**DO THIS**: Reproduce each line of the material exactly, minus any picture.

(Extracted data entries)
****

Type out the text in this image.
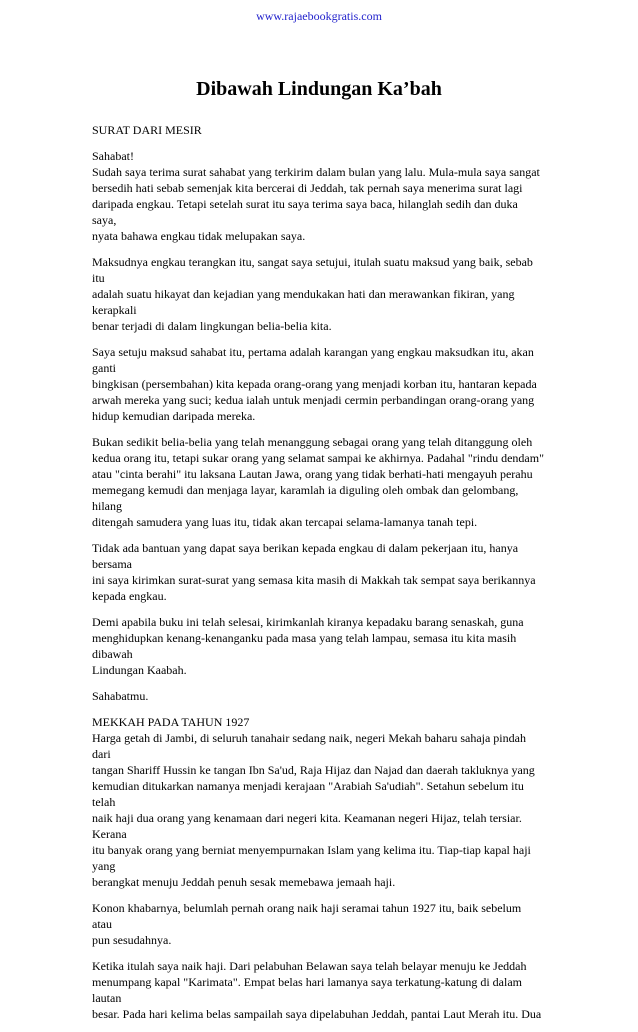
www.rajaebookgratis.com
Dibawah Lindungan Ka’bah

SURAT DARI MESIR

Sahabat!
Sudah saya terima surat sahabat yang terkirim dalam bulan yang lalu. Mula-mula saya sangat
bersedih hati sebab semenjak kita bercerai di Jeddah, tak pernah saya menerima surat lagi
daripada engkau. Tetapi setelah surat itu saya terima saya baca, hilanglah sedih dan duka saya,
nyata bahawa engkau tidak melupakan saya.

Maksudnya engkau terangkan itu, sangat saya setujui, itulah suatu maksud yang baik, sebab itu
adalah suatu hikayat dan kejadian yang mendukakan hati dan merawankan fikiran, yang kerapkali
benar terjadi di dalam lingkungan belia-belia kita.

Saya setuju maksud sahabat itu, pertama adalah karangan yang engkau maksudkan itu, akan ganti
bingkisan (persembahan) kita kepada orang-orang yang menjadi korban itu, hantaran kepada
arwah mereka yang suci; kedua ialah untuk menjadi cermin perbandingan orang-orang yang
hidup kemudian daripada mereka.

Bukan sedikit belia-belia yang telah menanggung sebagai orang yang telah ditanggung oleh
kedua orang itu, tetapi sukar orang yang selamat sampai ke akhirnya. Padahal "rindu dendam"
atau "cinta berahi" itu laksana Lautan Jawa, orang yang tidak berhati-hati mengayuh perahu
memegang kemudi dan menjaga layar, karamlah ia diguling oleh ombak dan gelombang, hilang
ditengah samudera yang luas itu, tidak akan tercapai selama-lamanya tanah tepi.

Tidak ada bantuan yang dapat saya berikan kepada engkau di dalam pekerjaan itu, hanya bersama
ini saya kirimkan surat-surat yang semasa kita masih di Makkah tak sempat saya berikannya
kepada engkau.

Demi apabila buku ini telah selesai, kirimkanlah kiranya kepadaku barang senaskah, guna
menghidupkan kenang-kenanganku pada masa yang telah lampau, semasa itu kita masih dibawah
Lindungan Kaabah.

Sahabatmu.

MEKKAH PADA TAHUN 1927

Harga getah di Jambi, di seluruh tanahair sedang naik, negeri Mekah baharu sahaja pindah dari
tangan Shariff Hussin ke tangan Ibn Sa'ud, Raja Hijaz dan Najad dan daerah takluknya yang
kemudian ditukarkan namanya menjadi kerajaan "Arabiah Sa'udiah". Setahun sebelum itu telah
naik haji dua orang yang kenamaan dari negeri kita. Keamanan negeri Hijaz, telah tersiar. Kerana
itu banyak orang yang berniat menyempurnakan Islam yang kelima itu. Tiap-tiap kapal haji yang
berangkat menuju Jeddah penuh sesak memebawa jemaah haji.

Konon khabarnya, belumlah pernah orang naik haji seramai tahun 1927 itu, baik sebelum atau
pun sesudahnya.

Ketika itulah saya naik haji. Dari pelabuhan Belawan saya telah belayar menuju ke Jeddah
menumpang kapal "Karimata". Empat belas hari lamanya saya terkatung-katung di dalam lautan
besar. Pada hari kelima belas sampailah saya dipelabuhan Jeddah, pantai Laut Merah itu. Dua
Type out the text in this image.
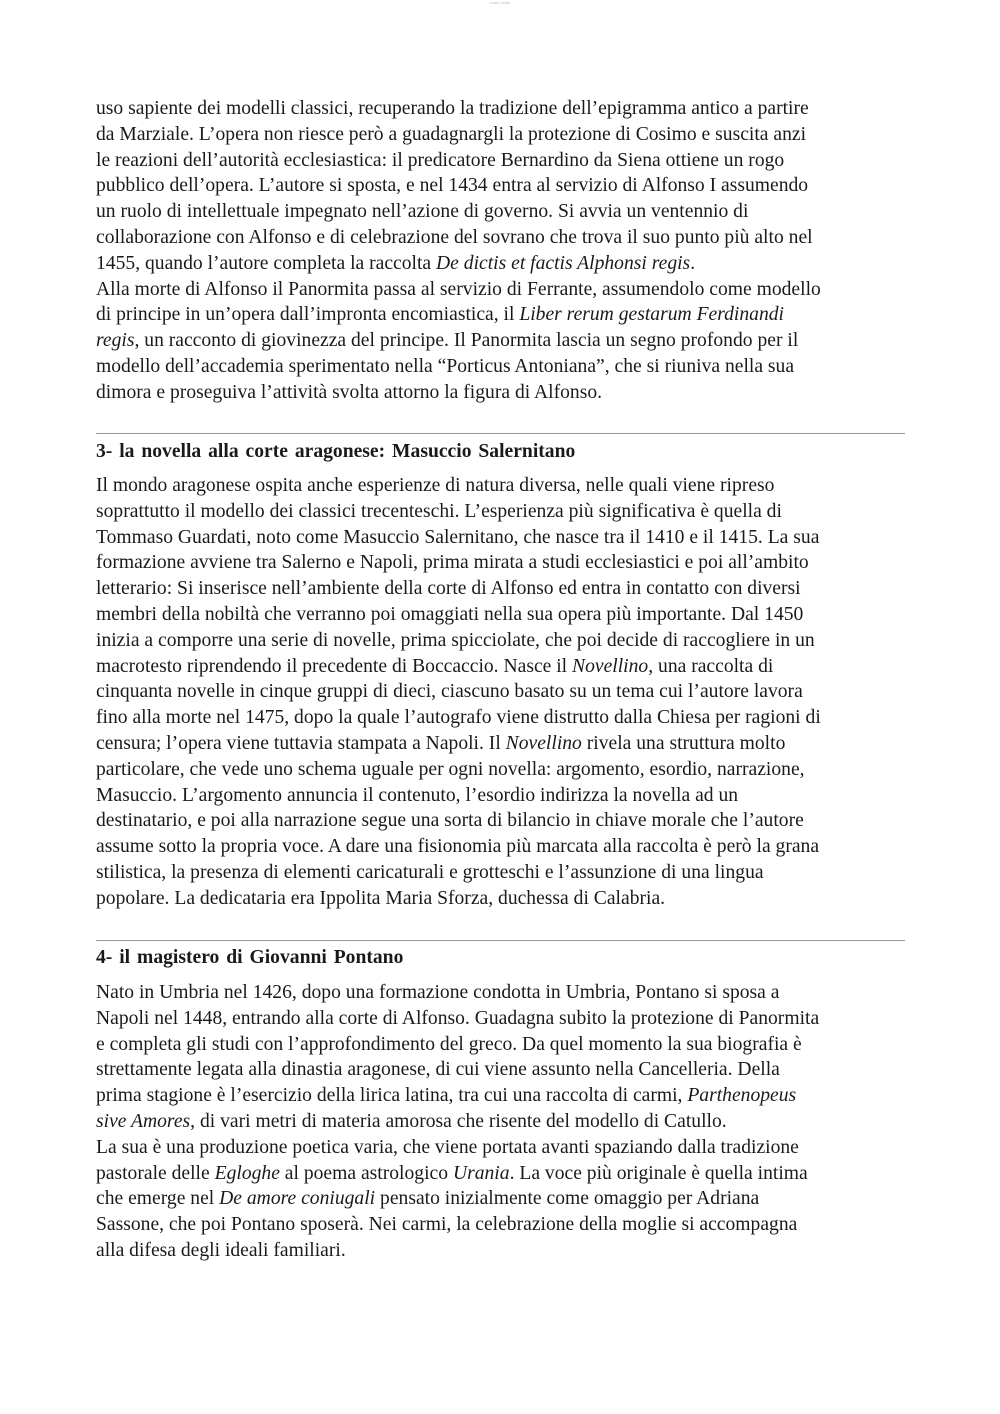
cuarn dostk

uso sapiente dei modelli classici, recuperando la tradizione dell’epigramma antico a partire
da Marziale. L’opera non riesce però a guadagnargli la protezione di Cosimo e suscita anzi
le reazioni dell’autorità ecclesiastica: il predicatore Bernardino da Siena ottiene un rogo
pubblico dell’opera. L’autore si sposta, e nel 1434 entra al servizio di Alfonso I assumendo
un ruolo di intellettuale impegnato nell’azione di governo. Si avvia un ventennio di
collaborazione con Alfonso e di celebrazione del sovrano che trova il suo punto più alto nel
1455, quando l’autore completa la raccolta De dictis et factis Alphonsi regis.

Alla morte di Alfonso il Panormita passa al servizio di Ferrante, assumendolo come modello
di principe in un’opera dall’impronta encomiastica, il Liber rerum gestarum Ferdinandi
regis, un racconto di giovinezza del principe. Il Panormita lascia un segno profondo per il
modello dell’accademia sperimentato nella “Porticus Antoniana”, che si riuniva nella sua
dimora e proseguiva l’attività svolta attorno la figura di Alfonso.

3- la novella alla corte aragonese: Masuccio Salernitano

Il mondo aragonese ospita anche esperienze di natura diversa, nelle quali viene ripreso
soprattutto il modello dei classici trecenteschi. L’esperienza più significativa è quella di
Tommaso Guardati, noto come Masuccio Salernitano, che nasce tra il 1410 e il 1415. La sua
formazione avviene tra Salerno e Napoli, prima mirata a studi ecclesiastici e poi all’ambito
letterario: Si inserisce nell’ambiente della corte di Alfonso ed entra in contatto con diversi
membri della nobiltà che verranno poi omaggiati nella sua opera più importante. Dal 1450
inizia a comporre una serie di novelle, prima spicciolate, che poi decide di raccogliere in un
macrotesto riprendendo il precedente di Boccaccio. Nasce il Novellino, una raccolta di
cinquanta novelle in cinque gruppi di dieci, ciascuno basato su un tema cui l’autore lavora
fino alla morte nel 1475, dopo la quale l’autografo viene distrutto dalla Chiesa per ragioni di
censura; l’opera viene tuttavia stampata a Napoli. Il Novellino rivela una struttura molto
particolare, che vede uno schema uguale per ogni novella: argomento, esordio, narrazione,
Masuccio. L’argomento annuncia il contenuto, l’esordio indirizza la novella ad un
destinatario, e poi alla narrazione segue una sorta di bilancio in chiave morale che l’autore
assume sotto la propria voce. A dare una fisionomia più marcata alla raccolta è però la grana
stilistica, la presenza di elementi caricaturali e grotteschi e l’assunzione di una lingua
popolare. La dedicataria era Ippolita Maria Sforza, duchessa di Calabria.

4- il magistero di Giovanni Pontano

Nato in Umbria nel 1426, dopo una formazione condotta in Umbria, Pontano si sposa a
Napoli nel 1448, entrando alla corte di Alfonso. Guadagna subito la protezione di Panormita
e completa gli studi con l’approfondimento del greco. Da quel momento la sua biografia è
strettamente legata alla dinastia aragonese, di cui viene assunto nella Cancelleria. Della
prima stagione è l’esercizio della lirica latina, tra cui una raccolta di carmi, Parthenopeus
sive Amores, di vari metri di materia amorosa che risente del modello di Catullo.

La sua è una produzione poetica varia, che viene portata avanti spaziando dalla tradizione
pastorale delle Egloghe al poema astrologico Urania. La voce più originale è quella intima
che emerge nel De amore coniugali pensato inizialmente come omaggio per Adriana
Sassone, che poi Pontano sposerà. Nei carmi, la celebrazione della moglie si accompagna
alla difesa degli ideali familiari.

****

**RESPONSE FOR THIS EXERCISE**:
Type out the text in this image.
www.rajaebookgratis.com
Dibawah Lindungan Ka’bah

SURAT DARI MESIR

Sahabat!
Sudah saya terima surat sahabat yang terkirim dalam bulan yang lalu. Mula-mula saya sangat
bersedih hati sebab semenjak kita bercerai di Jeddah, tak pernah saya menerima surat lagi
daripada engkau. Tetapi setelah surat itu saya terima saya baca, hilanglah sedih dan duka saya,
nyata bahawa engkau tidak melupakan saya.

Maksudnya engkau terangkan itu, sangat saya setujui, itulah suatu maksud yang baik, sebab itu
adalah suatu hikayat dan kejadian yang mendukakan hati dan merawankan fikiran, yang kerapkali
benar terjadi di dalam lingkungan belia-belia kita.

Saya setuju maksud sahabat itu, pertama adalah karangan yang engkau maksudkan itu, akan ganti
bingkisan (persembahan) kita kepada orang-orang yang menjadi korban itu, hantaran kepada
arwah mereka yang suci; kedua ialah untuk menjadi cermin perbandingan orang-orang yang
hidup kemudian daripada mereka.

Bukan sedikit belia-belia yang telah menanggung sebagai orang yang telah ditanggung oleh
kedua orang itu, tetapi sukar orang yang selamat sampai ke akhirnya. Padahal "rindu dendam"
atau "cinta berahi" itu laksana Lautan Jawa, orang yang tidak berhati-hati mengayuh perahu
memegang kemudi dan menjaga layar, karamlah ia diguling oleh ombak dan gelombang, hilang
ditengah samudera yang luas itu, tidak akan tercapai selama-lamanya tanah tepi.

Tidak ada bantuan yang dapat saya berikan kepada engkau di dalam pekerjaan itu, hanya bersama
ini saya kirimkan surat-surat yang semasa kita masih di Makkah tak sempat saya berikannya
kepada engkau.

Demi apabila buku ini telah selesai, kirimkanlah kiranya kepadaku barang senaskah, guna
menghidupkan kenang-kenanganku pada masa yang telah lampau, semasa itu kita masih dibawah
Lindungan Kaabah.

Sahabatmu.

MEKKAH PADA TAHUN 1927

Harga getah di Jambi, di seluruh tanahair sedang naik, negeri Mekah baharu sahaja pindah dari
tangan Shariff Hussin ke tangan Ibn Sa'ud, Raja Hijaz dan Najad dan daerah takluknya yang
kemudian ditukarkan namanya menjadi kerajaan "Arabiah Sa'udiah". Setahun sebelum itu telah
naik haji dua orang yang kenamaan dari negeri kita. Keamanan negeri Hijaz, telah tersiar. Kerana
itu banyak orang yang berniat menyempurnakan Islam yang kelima itu. Tiap-tiap kapal haji yang
berangkat menuju Jeddah penuh sesak memebawa jemaah haji.

Konon khabarnya, belumlah pernah orang naik haji seramai tahun 1927 itu, baik sebelum atau
pun sesudahnya.

Ketika itulah saya naik haji. Dari pelabuhan Belawan saya telah belayar menuju ke Jeddah
menumpang kapal "Karimata". Empat belas hari lamanya saya terkatung-katung di dalam lautan
besar. Pada hari kelima belas sampailah saya dipelabuhan Jeddah, pantai Laut Merah itu. Dua
Type out the text in this image.
cuarn dostk

uso sapiente dei modelli classici, recuperando la tradizione dell’epigramma antico a partire
da Marziale. L’opera non riesce però a guadagnargli la protezione di Cosimo e suscita anzi
le reazioni dell’autorità ecclesiastica: il predicatore Bernardino da Siena ottiene un rogo
pubblico dell’opera. L’autore si sposta, e nel 1434 entra al servizio di Alfonso I assumendo
un ruolo di intellettuale impegnato nell’azione di governo. Si avvia un ventennio di
collaborazione con Alfonso e di celebrazione del sovrano che trova il suo punto più alto nel
1455, quando l’autore completa la raccolta De dictis et factis Alphonsi regis.

Alla morte di Alfonso il Panormita passa al servizio di Ferrante, assumendolo come modello
di principe in un’opera dall’impronta encomiastica, il Liber rerum gestarum Ferdinandi
regis, un racconto di giovinezza del principe. Il Panormita lascia un segno profondo per il
modello dell’accademia sperimentato nella “Porticus Antoniana”, che si riuniva nella sua
dimora e proseguiva l’attività svolta attorno la figura di Alfonso.

3- la novella alla corte aragonese: Masuccio Salernitano

Il mondo aragonese ospita anche esperienze di natura diversa, nelle quali viene ripreso
soprattutto il modello dei classici trecenteschi. L’esperienza più significativa è quella di
Tommaso Guardati, noto come Masuccio Salernitano, che nasce tra il 1410 e il 1415. La sua
formazione avviene tra Salerno e Napoli, prima mirata a studi ecclesiastici e poi all’ambito
letterario: Si inserisce nell’ambiente della corte di Alfonso ed entra in contatto con diversi
membri della nobiltà che verranno poi omaggiati nella sua opera più importante. Dal 1450
inizia a comporre una serie di novelle, prima spicciolate, che poi decide di raccogliere in un
macrotesto riprendendo il precedente di Boccaccio. Nasce il Novellino, una raccolta di
cinquanta novelle in cinque gruppi di dieci, ciascuno basato su un tema cui l’autore lavora
fino alla morte nel 1475, dopo la quale l’autografo viene distrutto dalla Chiesa per ragioni di
censura; l’opera viene tuttavia stampata a Napoli. Il Novellino rivela una struttura molto
particolare, che vede uno schema uguale per ogni novella: argomento, esordio, narrazione,
Masuccio. L’argomento annuncia il contenuto, l’esordio indirizza la novella ad un
destinatario, e poi alla narrazione segue una sorta di bilancio in chiave morale che l’autore
assume sotto la propria voce. A dare una fisionomia più marcata alla raccolta è però la grana
stilistica, la presenza di elementi caricaturali e grotteschi e l’assunzione di una lingua
popolare. La dedicataria era Ippolita Maria Sforza, duchessa di Calabria.

4- il magistero di Giovanni Pontano

Nato in Umbria nel 1426, dopo una formazione condotta in Umbria, Pontano si sposa a
Napoli nel 1448, entrando alla corte di Alfonso. Guadagna subito la protezione di Panormita
e completa gli studi con l’approfondimento del greco. Da quel momento la sua biografia è
strettamente legata alla dinastia aragonese, di cui viene assunto nella Cancelleria. Della
prima stagione è l’esercizio della lirica latina, tra cui una raccolta di carmi, Parthenopeus
sive Amores, di vari metri di materia amorosa che risente del modello di Catullo.

La sua è una produzione poetica varia, che viene portata avanti spaziando dalla tradizione
pastorale delle Egloghe al poema astrologico Urania. La voce più originale è quella intima
che emerge nel De amore coniugali pensato inizialmente come omaggio per Adriana
Sassone, che poi Pontano sposerà. Nei carmi, la celebrazione della moglie si accompagna
alla difesa degli ideali familiari.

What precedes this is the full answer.